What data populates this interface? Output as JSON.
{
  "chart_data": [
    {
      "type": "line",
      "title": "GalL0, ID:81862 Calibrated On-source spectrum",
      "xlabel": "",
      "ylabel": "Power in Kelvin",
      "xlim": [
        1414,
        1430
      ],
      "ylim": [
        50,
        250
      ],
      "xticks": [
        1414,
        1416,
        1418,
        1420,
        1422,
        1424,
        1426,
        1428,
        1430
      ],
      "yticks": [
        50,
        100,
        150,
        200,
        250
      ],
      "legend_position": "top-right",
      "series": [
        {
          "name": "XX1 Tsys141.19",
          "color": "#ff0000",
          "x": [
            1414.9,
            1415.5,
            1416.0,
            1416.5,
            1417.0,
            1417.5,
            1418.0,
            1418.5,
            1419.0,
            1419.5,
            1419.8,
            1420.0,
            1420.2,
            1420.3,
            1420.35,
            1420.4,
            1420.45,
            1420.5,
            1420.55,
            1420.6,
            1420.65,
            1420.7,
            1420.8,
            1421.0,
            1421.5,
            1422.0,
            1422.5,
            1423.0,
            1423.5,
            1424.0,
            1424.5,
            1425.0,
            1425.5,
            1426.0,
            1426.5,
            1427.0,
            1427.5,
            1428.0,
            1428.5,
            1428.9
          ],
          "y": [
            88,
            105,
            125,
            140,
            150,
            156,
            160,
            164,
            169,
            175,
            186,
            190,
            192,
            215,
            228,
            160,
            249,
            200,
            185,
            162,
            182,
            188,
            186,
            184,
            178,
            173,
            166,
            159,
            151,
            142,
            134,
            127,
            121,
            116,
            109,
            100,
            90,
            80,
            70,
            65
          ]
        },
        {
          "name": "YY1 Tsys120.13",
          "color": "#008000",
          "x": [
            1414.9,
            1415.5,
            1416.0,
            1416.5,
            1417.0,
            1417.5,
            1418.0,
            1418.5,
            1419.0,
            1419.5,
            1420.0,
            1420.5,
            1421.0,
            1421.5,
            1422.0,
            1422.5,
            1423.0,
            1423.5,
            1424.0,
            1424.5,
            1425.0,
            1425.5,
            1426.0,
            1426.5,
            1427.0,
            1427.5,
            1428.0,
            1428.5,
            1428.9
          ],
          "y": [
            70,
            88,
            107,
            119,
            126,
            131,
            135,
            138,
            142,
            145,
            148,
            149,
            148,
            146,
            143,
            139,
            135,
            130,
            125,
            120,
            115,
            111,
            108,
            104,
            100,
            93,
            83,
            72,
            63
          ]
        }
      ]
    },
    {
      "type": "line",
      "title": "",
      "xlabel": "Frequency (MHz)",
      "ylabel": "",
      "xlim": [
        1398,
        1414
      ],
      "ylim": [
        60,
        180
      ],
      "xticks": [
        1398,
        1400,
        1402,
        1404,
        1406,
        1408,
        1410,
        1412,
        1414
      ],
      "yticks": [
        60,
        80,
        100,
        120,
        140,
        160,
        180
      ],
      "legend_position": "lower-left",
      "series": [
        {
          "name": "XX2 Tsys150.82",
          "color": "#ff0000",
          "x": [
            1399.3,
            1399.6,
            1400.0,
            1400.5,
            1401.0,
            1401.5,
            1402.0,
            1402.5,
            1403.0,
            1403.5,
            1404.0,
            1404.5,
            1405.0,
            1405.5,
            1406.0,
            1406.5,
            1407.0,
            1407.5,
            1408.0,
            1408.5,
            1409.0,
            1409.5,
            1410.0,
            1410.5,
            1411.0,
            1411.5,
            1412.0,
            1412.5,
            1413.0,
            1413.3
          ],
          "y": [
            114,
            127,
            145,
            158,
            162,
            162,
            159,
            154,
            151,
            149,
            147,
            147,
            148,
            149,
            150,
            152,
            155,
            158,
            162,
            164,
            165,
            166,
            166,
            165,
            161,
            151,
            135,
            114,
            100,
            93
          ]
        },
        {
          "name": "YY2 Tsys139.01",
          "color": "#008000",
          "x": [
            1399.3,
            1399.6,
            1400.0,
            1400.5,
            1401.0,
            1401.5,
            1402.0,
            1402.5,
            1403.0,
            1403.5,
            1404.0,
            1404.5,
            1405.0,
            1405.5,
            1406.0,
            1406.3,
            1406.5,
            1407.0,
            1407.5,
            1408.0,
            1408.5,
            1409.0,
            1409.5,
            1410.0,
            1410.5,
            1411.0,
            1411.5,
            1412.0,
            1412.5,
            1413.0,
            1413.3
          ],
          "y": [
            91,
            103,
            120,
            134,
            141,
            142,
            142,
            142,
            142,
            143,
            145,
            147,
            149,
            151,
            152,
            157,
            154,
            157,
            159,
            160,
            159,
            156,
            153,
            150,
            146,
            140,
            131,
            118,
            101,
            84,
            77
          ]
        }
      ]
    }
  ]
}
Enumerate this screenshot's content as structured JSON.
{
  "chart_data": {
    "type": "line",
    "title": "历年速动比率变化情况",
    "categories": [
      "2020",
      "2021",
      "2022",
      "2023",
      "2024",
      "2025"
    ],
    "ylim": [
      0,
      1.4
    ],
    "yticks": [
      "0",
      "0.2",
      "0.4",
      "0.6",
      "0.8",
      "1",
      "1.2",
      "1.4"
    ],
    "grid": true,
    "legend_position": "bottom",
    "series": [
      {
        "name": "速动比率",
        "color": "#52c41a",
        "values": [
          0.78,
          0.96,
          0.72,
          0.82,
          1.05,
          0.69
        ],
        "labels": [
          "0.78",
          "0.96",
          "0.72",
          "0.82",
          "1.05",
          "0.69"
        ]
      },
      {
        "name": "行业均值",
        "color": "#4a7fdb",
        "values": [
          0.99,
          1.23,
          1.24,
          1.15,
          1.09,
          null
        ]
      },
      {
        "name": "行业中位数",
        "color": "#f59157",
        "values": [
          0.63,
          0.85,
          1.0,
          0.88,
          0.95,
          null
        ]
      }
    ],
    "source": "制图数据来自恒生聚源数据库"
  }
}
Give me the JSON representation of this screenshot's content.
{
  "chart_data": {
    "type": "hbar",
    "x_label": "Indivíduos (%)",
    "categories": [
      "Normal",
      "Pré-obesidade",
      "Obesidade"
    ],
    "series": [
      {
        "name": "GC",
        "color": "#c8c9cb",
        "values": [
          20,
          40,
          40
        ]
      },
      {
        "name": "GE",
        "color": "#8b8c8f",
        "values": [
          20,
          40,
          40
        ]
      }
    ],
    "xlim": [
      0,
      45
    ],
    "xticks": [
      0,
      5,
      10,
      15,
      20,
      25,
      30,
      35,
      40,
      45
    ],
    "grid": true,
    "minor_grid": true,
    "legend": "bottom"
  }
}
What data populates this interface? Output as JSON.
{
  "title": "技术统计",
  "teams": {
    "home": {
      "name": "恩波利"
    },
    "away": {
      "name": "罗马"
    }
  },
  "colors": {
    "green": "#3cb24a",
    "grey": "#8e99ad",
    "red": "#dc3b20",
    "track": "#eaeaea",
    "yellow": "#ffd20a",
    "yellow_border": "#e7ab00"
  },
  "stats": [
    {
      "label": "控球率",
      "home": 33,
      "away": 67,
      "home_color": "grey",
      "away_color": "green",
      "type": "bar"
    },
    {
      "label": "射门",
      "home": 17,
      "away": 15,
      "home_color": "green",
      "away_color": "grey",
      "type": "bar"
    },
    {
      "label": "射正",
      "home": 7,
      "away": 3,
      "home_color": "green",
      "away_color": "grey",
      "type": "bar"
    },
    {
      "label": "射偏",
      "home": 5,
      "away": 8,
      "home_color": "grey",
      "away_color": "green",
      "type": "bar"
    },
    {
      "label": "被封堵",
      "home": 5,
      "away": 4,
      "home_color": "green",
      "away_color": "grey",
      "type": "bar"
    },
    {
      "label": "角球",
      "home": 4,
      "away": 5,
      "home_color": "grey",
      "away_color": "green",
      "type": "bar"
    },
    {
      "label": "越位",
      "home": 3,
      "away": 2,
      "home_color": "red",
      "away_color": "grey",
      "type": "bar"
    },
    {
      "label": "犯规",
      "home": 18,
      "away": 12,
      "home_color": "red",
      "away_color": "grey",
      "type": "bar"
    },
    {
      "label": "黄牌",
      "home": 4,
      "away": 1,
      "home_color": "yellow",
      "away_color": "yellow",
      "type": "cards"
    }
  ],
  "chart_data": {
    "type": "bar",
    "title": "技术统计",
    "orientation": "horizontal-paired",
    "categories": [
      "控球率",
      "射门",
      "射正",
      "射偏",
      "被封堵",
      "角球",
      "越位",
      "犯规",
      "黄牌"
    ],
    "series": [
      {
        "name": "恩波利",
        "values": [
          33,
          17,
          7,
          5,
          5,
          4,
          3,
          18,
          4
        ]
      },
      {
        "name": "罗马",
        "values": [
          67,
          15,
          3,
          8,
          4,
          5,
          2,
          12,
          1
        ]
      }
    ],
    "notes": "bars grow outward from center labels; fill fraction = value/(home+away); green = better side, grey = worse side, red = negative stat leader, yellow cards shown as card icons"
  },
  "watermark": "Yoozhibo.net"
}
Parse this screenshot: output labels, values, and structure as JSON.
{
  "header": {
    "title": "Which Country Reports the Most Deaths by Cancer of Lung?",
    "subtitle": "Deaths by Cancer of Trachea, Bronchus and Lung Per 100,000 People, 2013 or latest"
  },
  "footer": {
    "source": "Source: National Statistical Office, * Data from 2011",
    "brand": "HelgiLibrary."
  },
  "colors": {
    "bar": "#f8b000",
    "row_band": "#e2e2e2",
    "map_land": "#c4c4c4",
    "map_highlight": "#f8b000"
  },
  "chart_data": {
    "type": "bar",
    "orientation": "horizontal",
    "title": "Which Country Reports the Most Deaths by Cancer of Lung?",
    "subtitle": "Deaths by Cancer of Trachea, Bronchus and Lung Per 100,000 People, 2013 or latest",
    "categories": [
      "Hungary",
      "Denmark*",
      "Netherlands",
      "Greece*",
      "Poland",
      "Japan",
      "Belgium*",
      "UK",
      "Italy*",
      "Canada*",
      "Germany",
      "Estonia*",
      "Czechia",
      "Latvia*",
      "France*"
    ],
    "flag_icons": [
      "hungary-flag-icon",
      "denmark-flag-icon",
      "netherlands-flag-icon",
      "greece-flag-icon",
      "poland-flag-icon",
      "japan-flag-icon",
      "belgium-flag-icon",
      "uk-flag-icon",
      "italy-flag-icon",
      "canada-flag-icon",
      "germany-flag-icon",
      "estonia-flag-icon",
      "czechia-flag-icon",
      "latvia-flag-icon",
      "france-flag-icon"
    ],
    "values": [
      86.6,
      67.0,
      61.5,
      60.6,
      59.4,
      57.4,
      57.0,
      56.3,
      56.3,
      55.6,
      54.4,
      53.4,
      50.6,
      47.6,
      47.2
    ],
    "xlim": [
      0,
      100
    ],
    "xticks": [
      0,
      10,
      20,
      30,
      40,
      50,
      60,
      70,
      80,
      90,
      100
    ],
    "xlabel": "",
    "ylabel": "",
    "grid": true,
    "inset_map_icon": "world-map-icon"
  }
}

What is asked: List each line holding the string "People".

Exercise answer:
    "subtitle": "Deaths by Cancer of Trachea, Bronchus and Lung Per 100,000 People, 2013 or latest"
    "subtitle": "Deaths by Cancer of Trachea, Bronchus and Lung Per 100,000 People, 2013 or latest",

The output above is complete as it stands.